Instruction: Reproduce verbatim the lines starting at the line that contains "366, 85, 433]" and ending at the line that contains "652, 85, 719]", with both of those lines included.

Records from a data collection
··········
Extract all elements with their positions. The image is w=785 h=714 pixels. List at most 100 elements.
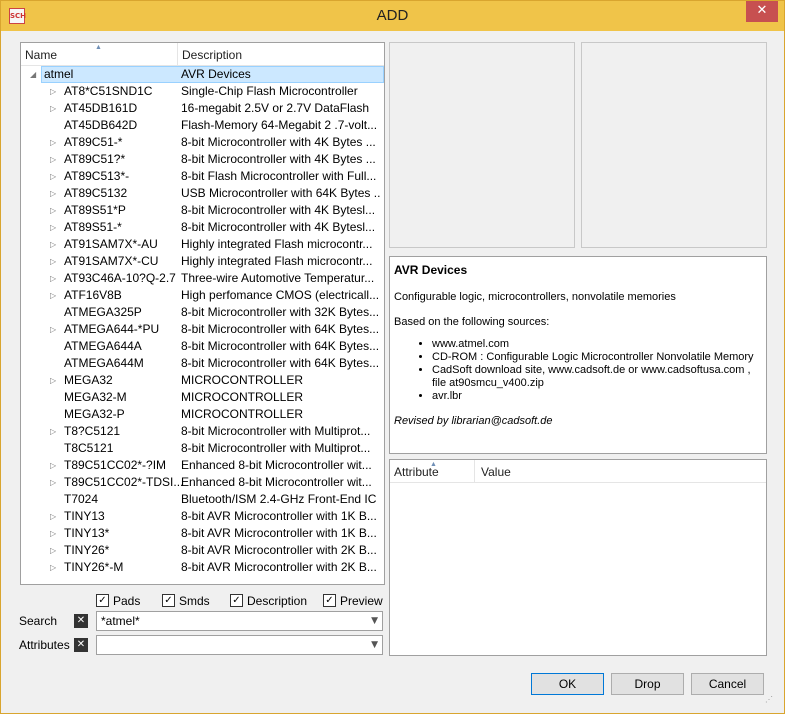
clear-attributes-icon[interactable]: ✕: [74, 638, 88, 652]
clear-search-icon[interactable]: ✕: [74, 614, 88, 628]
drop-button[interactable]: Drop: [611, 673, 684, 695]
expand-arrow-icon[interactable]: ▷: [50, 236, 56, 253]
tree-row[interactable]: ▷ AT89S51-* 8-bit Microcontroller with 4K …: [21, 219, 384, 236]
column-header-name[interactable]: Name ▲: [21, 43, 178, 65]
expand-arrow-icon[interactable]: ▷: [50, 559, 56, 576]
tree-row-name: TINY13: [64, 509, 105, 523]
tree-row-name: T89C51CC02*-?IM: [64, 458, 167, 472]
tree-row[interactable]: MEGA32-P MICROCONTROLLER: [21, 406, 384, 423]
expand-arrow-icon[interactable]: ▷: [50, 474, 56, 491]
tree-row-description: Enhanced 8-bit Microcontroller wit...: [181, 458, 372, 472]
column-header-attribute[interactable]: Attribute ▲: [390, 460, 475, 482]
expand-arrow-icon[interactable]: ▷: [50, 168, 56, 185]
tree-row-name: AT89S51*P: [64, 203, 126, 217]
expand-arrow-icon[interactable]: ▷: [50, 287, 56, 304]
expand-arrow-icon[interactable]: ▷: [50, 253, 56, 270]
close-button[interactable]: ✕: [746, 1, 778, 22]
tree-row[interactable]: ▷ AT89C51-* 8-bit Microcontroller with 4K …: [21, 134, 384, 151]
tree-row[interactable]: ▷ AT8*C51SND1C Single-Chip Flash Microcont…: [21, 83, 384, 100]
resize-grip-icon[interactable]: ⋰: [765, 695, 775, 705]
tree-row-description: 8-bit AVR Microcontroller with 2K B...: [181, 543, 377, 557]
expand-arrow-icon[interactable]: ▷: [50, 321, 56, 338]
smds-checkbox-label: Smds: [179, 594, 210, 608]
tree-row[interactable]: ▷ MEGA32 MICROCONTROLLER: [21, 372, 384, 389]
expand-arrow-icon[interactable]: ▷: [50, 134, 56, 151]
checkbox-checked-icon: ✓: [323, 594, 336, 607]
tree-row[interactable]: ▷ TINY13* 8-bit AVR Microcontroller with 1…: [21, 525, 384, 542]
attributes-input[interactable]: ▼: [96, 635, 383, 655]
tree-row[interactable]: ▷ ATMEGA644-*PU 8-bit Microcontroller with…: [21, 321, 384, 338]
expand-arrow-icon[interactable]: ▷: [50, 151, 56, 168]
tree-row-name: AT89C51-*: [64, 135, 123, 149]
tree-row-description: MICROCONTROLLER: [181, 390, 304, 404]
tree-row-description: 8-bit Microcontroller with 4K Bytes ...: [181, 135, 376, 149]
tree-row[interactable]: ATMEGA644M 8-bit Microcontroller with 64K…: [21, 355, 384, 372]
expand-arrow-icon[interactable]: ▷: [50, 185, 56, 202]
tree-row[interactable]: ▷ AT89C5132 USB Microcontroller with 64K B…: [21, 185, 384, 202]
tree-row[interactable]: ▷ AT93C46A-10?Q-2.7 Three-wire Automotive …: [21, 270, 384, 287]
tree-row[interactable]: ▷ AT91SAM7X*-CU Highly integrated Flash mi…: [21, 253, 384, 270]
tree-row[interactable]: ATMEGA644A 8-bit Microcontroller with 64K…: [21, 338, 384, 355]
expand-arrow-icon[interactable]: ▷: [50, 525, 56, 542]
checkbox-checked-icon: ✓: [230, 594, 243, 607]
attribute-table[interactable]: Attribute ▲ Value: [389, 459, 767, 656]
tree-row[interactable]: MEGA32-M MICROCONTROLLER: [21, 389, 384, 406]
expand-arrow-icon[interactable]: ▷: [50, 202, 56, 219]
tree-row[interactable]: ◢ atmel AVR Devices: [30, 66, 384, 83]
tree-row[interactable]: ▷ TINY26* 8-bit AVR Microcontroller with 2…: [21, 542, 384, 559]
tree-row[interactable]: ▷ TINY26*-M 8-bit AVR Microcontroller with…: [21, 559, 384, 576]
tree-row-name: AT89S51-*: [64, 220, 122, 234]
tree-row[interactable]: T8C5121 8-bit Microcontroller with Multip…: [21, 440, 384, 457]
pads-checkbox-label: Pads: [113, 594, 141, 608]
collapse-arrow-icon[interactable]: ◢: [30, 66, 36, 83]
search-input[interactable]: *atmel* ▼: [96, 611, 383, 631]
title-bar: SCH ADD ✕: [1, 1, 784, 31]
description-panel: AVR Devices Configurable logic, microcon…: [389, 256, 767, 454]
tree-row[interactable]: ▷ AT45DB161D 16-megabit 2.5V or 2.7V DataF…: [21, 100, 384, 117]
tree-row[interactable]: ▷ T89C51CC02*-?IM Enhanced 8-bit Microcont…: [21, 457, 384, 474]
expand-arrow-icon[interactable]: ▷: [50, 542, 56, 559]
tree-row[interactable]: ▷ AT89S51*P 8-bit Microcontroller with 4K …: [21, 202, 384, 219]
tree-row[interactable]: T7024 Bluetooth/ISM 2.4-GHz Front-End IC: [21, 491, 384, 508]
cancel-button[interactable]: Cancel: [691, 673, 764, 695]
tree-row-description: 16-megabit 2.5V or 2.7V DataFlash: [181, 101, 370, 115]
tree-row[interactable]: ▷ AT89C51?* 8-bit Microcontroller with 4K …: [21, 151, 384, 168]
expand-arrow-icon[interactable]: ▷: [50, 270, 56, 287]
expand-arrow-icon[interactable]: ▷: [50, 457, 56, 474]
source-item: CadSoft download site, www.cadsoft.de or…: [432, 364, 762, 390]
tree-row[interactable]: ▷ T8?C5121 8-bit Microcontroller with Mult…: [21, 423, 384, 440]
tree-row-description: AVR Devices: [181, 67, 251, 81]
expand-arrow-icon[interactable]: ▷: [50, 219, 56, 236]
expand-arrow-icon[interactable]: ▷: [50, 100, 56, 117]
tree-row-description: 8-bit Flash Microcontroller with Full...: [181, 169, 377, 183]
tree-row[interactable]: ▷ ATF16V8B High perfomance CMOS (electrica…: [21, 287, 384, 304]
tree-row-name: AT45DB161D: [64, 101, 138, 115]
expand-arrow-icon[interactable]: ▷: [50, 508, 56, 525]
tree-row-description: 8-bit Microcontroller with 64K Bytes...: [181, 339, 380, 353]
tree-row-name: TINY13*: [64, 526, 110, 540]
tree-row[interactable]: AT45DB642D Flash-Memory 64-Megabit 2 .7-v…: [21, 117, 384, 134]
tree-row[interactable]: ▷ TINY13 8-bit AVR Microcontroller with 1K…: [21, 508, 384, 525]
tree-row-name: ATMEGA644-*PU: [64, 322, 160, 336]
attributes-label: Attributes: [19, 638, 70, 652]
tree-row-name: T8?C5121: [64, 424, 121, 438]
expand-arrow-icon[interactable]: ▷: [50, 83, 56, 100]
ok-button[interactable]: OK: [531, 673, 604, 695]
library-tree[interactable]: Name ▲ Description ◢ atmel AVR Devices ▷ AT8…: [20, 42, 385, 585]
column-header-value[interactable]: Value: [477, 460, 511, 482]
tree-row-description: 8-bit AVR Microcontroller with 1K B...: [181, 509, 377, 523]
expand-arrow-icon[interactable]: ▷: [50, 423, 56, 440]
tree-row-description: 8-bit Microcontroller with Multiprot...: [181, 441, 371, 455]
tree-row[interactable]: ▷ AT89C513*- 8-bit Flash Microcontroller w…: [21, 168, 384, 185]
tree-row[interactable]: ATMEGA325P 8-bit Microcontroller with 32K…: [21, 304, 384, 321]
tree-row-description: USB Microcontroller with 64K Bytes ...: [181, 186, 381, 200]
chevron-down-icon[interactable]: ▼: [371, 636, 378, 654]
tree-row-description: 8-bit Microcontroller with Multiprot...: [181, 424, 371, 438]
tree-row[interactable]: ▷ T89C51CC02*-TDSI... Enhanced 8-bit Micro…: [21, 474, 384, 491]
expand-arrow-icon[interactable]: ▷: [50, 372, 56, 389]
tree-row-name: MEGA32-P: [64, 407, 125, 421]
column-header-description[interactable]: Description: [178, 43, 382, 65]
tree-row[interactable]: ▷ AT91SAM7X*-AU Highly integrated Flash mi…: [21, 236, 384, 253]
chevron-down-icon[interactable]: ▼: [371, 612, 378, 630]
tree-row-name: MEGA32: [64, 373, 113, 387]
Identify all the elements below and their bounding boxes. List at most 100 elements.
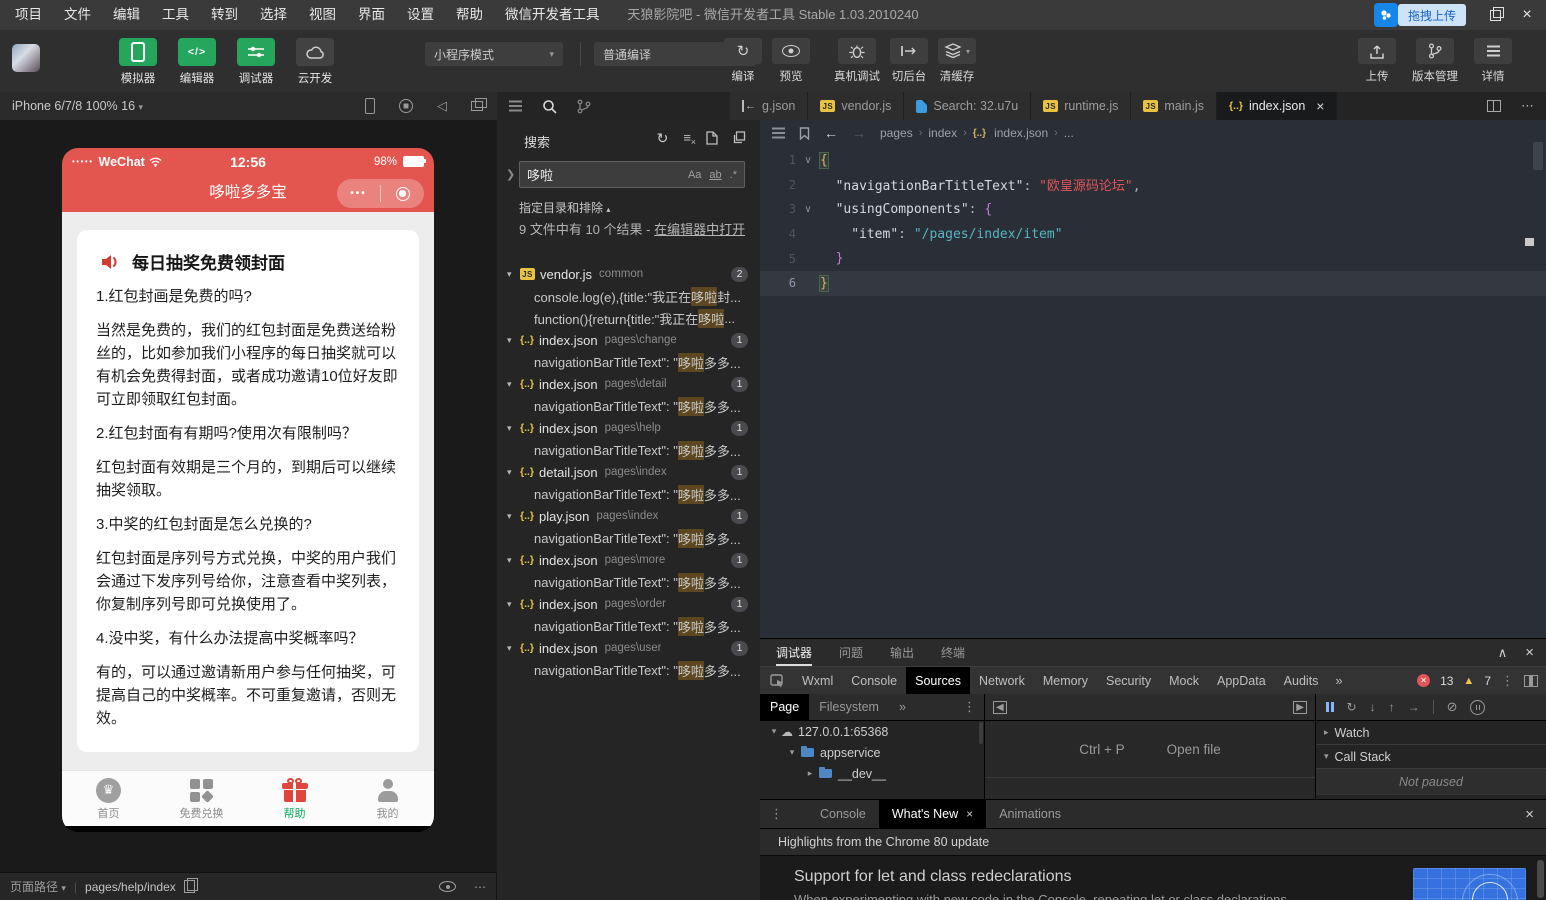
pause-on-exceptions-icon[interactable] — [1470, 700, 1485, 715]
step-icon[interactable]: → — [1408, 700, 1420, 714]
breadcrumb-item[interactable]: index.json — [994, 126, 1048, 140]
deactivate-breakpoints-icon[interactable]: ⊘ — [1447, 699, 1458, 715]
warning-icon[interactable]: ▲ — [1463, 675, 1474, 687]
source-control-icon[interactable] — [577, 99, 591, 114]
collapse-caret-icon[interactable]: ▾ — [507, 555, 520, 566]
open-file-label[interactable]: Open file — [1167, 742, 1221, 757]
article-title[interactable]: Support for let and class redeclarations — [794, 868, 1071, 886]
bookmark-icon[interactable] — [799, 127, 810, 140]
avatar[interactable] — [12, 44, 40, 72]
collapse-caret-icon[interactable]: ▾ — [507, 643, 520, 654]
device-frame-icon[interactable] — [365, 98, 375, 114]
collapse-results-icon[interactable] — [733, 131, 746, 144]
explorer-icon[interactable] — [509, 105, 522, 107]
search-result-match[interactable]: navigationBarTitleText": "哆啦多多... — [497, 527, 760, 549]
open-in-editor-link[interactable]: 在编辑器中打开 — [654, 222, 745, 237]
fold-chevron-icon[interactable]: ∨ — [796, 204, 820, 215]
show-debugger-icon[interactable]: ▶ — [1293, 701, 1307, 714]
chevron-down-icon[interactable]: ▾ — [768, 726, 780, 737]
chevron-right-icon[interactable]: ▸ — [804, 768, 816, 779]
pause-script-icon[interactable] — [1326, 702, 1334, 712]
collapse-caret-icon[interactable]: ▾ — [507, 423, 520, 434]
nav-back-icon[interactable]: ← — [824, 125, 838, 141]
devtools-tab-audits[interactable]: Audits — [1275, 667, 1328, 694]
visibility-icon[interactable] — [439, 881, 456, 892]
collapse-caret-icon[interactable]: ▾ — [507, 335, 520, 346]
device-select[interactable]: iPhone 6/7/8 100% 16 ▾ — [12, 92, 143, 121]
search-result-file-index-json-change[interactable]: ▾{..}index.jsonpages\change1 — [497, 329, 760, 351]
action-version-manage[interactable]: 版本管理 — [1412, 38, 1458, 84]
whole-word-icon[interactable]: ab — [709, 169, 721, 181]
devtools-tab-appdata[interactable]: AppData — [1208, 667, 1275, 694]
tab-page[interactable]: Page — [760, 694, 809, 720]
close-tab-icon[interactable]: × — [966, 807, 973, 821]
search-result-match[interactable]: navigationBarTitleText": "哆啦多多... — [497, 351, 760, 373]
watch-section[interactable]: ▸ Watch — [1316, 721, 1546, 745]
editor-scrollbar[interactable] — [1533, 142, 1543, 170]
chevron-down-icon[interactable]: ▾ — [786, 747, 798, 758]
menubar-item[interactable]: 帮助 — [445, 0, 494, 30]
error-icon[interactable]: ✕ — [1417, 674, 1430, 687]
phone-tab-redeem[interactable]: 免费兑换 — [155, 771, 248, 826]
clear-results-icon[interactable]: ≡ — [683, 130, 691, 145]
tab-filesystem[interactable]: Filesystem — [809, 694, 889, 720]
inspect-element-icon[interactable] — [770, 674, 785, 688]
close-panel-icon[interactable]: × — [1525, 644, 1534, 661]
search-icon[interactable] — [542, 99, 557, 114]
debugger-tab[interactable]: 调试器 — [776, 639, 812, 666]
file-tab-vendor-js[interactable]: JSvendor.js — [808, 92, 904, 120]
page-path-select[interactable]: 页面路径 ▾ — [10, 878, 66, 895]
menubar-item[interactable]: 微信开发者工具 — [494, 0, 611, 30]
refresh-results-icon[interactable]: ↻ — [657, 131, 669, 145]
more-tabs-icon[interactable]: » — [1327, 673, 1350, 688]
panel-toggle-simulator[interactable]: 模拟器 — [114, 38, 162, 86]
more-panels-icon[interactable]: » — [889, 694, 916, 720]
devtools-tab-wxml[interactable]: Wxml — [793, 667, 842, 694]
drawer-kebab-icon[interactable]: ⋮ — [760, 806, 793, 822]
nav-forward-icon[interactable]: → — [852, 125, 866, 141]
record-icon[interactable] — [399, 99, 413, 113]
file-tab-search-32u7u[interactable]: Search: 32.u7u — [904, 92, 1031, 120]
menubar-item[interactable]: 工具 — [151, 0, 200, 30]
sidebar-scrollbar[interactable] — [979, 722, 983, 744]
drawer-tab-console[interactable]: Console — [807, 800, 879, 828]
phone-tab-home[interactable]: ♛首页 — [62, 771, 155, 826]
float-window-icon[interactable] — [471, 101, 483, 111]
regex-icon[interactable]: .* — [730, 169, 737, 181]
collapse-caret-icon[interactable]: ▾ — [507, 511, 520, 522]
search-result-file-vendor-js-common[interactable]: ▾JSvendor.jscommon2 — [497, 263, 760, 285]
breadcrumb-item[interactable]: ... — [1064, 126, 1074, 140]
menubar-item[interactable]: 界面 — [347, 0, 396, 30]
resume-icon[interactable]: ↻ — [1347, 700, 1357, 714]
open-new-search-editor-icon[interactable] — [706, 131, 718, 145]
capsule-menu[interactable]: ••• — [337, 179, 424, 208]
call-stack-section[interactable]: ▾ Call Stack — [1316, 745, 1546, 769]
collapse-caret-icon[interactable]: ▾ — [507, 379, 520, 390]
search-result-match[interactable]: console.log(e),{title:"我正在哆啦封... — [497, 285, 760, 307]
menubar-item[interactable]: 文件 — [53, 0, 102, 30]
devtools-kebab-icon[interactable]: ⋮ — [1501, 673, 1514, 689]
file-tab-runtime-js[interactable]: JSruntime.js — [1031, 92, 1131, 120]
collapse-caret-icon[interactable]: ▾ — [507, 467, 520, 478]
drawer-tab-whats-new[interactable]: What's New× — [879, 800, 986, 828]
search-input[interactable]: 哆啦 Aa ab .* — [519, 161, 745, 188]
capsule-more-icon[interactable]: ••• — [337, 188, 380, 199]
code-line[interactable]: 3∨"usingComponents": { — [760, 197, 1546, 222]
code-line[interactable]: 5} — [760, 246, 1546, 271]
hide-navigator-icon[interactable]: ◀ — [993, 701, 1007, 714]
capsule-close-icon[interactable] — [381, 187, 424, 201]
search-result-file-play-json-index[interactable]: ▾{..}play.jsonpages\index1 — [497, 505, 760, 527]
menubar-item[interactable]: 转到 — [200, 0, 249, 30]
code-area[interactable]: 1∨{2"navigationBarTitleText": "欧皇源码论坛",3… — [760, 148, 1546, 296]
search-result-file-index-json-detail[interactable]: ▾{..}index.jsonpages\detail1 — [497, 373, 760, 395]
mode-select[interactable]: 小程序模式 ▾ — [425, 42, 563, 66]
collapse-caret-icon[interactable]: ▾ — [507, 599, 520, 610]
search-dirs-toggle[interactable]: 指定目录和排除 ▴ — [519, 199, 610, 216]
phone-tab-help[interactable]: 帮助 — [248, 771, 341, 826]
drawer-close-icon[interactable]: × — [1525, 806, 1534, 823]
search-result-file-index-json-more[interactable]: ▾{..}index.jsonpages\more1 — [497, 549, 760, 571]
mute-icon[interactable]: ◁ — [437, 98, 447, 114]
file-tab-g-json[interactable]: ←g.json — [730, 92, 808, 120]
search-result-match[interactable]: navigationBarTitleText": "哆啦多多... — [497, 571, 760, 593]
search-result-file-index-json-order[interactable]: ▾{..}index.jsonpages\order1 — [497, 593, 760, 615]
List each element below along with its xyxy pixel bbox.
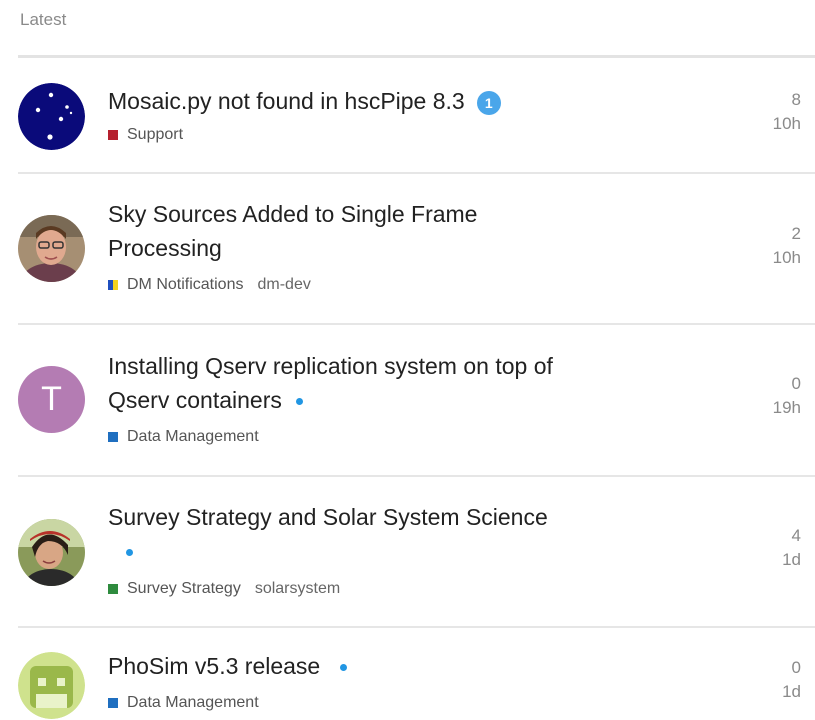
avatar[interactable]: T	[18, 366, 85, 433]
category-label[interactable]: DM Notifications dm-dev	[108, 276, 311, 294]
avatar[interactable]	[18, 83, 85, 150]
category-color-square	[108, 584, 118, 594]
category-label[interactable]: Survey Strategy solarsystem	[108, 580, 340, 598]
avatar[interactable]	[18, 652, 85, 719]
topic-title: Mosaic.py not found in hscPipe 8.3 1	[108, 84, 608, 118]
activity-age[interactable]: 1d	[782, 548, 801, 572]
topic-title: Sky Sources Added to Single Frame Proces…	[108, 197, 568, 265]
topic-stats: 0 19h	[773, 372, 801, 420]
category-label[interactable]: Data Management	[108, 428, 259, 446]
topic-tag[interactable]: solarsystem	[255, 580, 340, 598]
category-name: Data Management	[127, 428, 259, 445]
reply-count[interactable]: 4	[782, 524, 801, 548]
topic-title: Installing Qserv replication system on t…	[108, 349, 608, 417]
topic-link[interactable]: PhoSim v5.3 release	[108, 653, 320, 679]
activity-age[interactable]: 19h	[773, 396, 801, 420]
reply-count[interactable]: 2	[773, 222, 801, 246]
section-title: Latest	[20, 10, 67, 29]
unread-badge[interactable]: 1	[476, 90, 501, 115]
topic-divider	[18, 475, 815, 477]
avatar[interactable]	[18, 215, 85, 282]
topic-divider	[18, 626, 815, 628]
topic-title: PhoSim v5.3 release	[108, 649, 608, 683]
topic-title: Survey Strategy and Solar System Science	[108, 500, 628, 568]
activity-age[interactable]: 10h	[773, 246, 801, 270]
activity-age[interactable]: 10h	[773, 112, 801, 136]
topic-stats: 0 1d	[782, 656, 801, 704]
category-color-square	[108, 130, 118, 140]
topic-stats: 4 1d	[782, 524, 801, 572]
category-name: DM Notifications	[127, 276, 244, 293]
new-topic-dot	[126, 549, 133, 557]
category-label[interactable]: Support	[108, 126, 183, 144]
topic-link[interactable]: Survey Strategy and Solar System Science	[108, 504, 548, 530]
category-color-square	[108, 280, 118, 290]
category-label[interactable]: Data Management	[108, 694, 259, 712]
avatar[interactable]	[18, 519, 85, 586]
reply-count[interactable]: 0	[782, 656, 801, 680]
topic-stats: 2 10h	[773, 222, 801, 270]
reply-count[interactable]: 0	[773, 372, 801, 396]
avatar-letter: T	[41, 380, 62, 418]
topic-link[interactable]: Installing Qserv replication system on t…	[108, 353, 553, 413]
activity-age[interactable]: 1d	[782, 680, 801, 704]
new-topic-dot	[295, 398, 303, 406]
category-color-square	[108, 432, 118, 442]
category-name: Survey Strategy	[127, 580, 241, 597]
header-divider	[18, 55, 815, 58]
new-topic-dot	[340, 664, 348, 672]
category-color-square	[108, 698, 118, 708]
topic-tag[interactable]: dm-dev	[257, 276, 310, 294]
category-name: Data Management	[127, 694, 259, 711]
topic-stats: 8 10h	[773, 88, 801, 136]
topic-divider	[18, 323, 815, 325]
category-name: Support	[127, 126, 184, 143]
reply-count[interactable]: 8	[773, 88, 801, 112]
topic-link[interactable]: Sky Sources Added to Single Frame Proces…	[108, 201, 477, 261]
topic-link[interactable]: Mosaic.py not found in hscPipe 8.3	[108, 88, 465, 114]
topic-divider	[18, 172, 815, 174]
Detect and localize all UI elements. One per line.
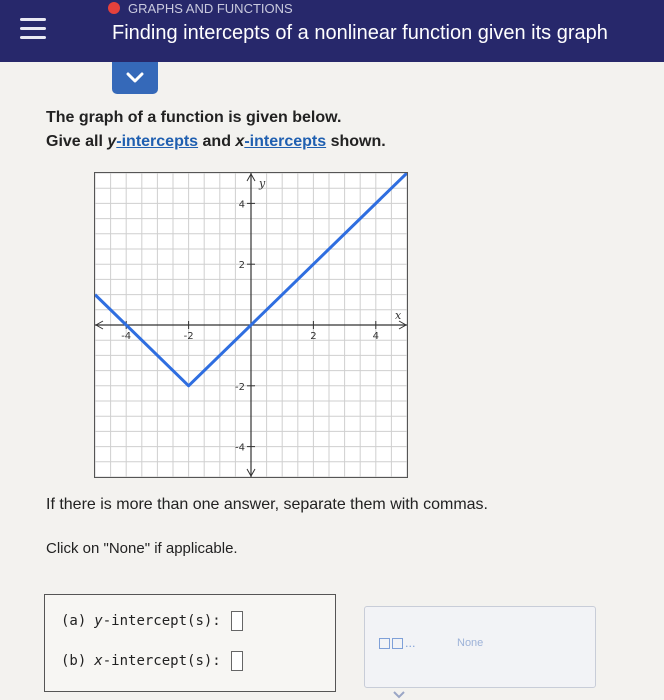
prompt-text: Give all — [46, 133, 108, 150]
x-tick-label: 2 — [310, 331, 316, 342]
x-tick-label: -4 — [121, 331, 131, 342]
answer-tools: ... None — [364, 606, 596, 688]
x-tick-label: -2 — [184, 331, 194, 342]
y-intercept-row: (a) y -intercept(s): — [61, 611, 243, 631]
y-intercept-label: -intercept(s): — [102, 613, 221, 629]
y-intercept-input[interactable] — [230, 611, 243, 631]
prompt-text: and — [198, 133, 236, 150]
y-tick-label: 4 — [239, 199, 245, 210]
··········
The solution:
avatar[interactable]: T	[18, 366, 85, 433]
category-label[interactable]: DM Notifications dm-dev	[108, 276, 311, 294]
avatar[interactable]	[18, 83, 85, 150]
category-color-square	[108, 584, 118, 594]
category-label[interactable]: Survey Strategy solarsystem	[108, 580, 340, 598]
avatar[interactable]	[18, 652, 85, 719]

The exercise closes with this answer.